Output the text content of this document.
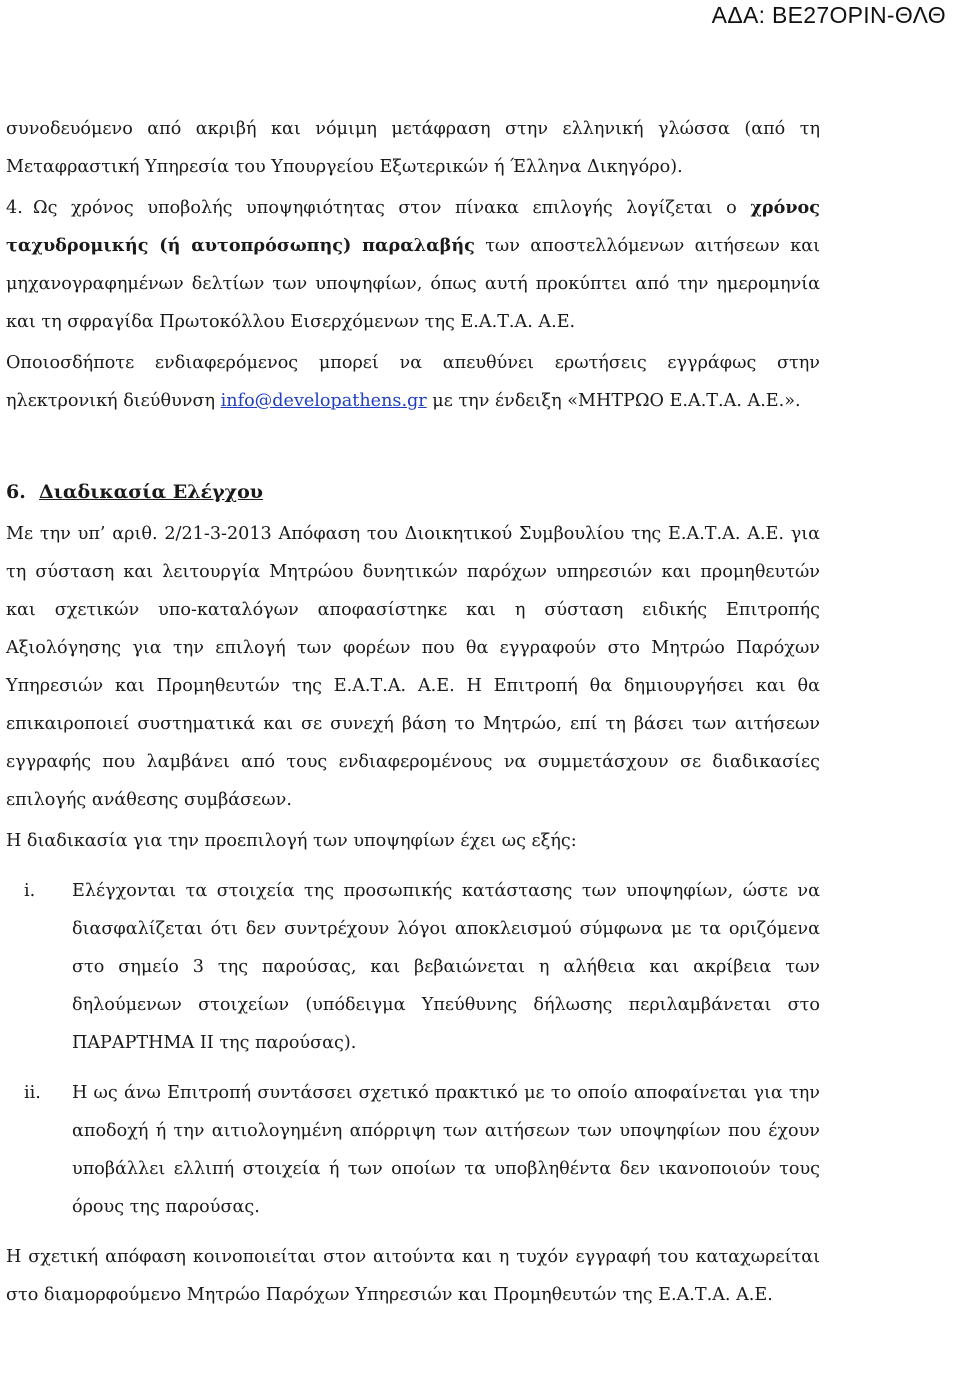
ΑΔΑ: ΒΕ27ΟΡΙΝ-ΘΛΘ

συνοδευόμενο από ακριβή και νόμιμη μετάφραση στην ελληνική γλώσσα (από τη Μεταφραστική Υπηρεσία του Υπουργείου Εξωτερικών ή Έλληνα Δικηγόρο).

4. Ως χρόνος υποβολής υποψηφιότητας στον πίνακα επιλογής λογίζεται ο χρόνος ταχυδρομικής (ή αυτοπρόσωπης) παραλαβής των αποστελλόμενων αιτήσεων και μηχανογραφημένων δελτίων των υποψηφίων, όπως αυτή προκύπτει από την ημερομηνία και τη σφραγίδα Πρωτοκόλλου Εισερχόμενων της Ε.Α.Τ.Α. Α.Ε.

Οποιοσδήποτε ενδιαφερόμενος μπορεί να απευθύνει ερωτήσεις εγγράφως στην ηλεκτρονική διεύθυνση info@developathens.gr με την ένδειξη «ΜΗΤΡΩΟ Ε.Α.Τ.Α. Α.Ε.».

6. Διαδικασία Ελέγχου

Με την υπ’ αριθ. 2/21-3-2013 Απόφαση του Διοικητικού Συμβουλίου της Ε.Α.Τ.Α. Α.Ε. για τη σύσταση και λειτουργία Μητρώου δυνητικών παρόχων υπηρεσιών και προμηθευτών και σχετικών υπο-καταλόγων αποφασίστηκε και η σύσταση ειδικής Επιτροπής Αξιολόγησης για την επιλογή των φορέων που θα εγγραφούν στο Μητρώο Παρόχων Υπηρεσιών και Προμηθευτών της Ε.Α.Τ.Α. Α.Ε. Η Επιτροπή θα δημιουργήσει και θα επικαιροποιεί συστηματικά και σε συνεχή βάση το Μητρώο, επί τη βάσει των αιτήσεων εγγραφής που λαμβάνει από τους ενδιαφερομένους να συμμετάσχουν σε διαδικασίες επιλογής ανάθεσης συμβάσεων.

Η διαδικασία για την προεπιλογή των υποψηφίων έχει ως εξής:

i.	Ελέγχονται τα στοιχεία της προσωπικής κατάστασης των υποψηφίων, ώστε να διασφαλίζεται ότι δεν συντρέχουν λόγοι αποκλεισμού σύμφωνα με τα οριζόμενα στο σημείο 3 της παρούσας, και βεβαιώνεται η αλήθεια και ακρίβεια των δηλούμενων στοιχείων (υπόδειγμα Υπεύθυνης δήλωσης περιλαμβάνεται στο ΠΑΡΑΡΤΗΜΑ ΙΙ της παρούσας).

ii.	Η ως άνω Επιτροπή συντάσσει σχετικό πρακτικό με το οποίο αποφαίνεται για την αποδοχή ή την αιτιολογημένη απόρριψη των αιτήσεων των υποψηφίων που έχουν υποβάλλει ελλιπή στοιχεία ή των οποίων τα υποβληθέντα δεν ικανοποιούν τους όρους της παρούσας.

Η σχετική απόφαση κοινοποιείται στον αιτούντα και η τυχόν εγγραφή του καταχωρείται στο διαμορφούμενο Μητρώο Παρόχων Υπηρεσιών και Προμηθευτών της Ε.Α.Τ.Α. Α.Ε.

________

◆ JOB:
All lines of the data above that include the word "Υπηρεσιών" must be shown.

◆ TASK RESPONSE:
Με την υπ’ αριθ. 2/21-3-2013 Απόφαση του Διοικητικού Συμβουλίου της Ε.Α.Τ.Α. Α.Ε. για τη σύσταση και λειτουργία Μητρώου δυνητικών παρόχων υπηρεσιών και προμηθευτών και σχετικών υπο-καταλόγων αποφασίστηκε και η σύσταση ειδικής Επιτροπής Αξιολόγησης για την επιλογή των φορέων που θα εγγραφούν στο Μητρώο Παρόχων Υπηρεσιών και Προμηθευτών της Ε.Α.Τ.Α. Α.Ε. Η Επιτροπή θα δημιουργήσει και θα επικαιροποιεί συστηματικά και σε συνεχή βάση το Μητρώο, επί τη βάσει των αιτήσεων εγγραφής που λαμβάνει από τους ενδιαφερομένους να συμμετάσχουν σε διαδικασίες επιλογής ανάθεσης συμβάσεων.
Η σχετική απόφαση κοινοποιείται στον αιτούντα και η τυχόν εγγραφή του καταχωρείται στο διαμορφούμενο Μητρώο Παρόχων Υπηρεσιών και Προμηθευτών της Ε.Α.Τ.Α. Α.Ε.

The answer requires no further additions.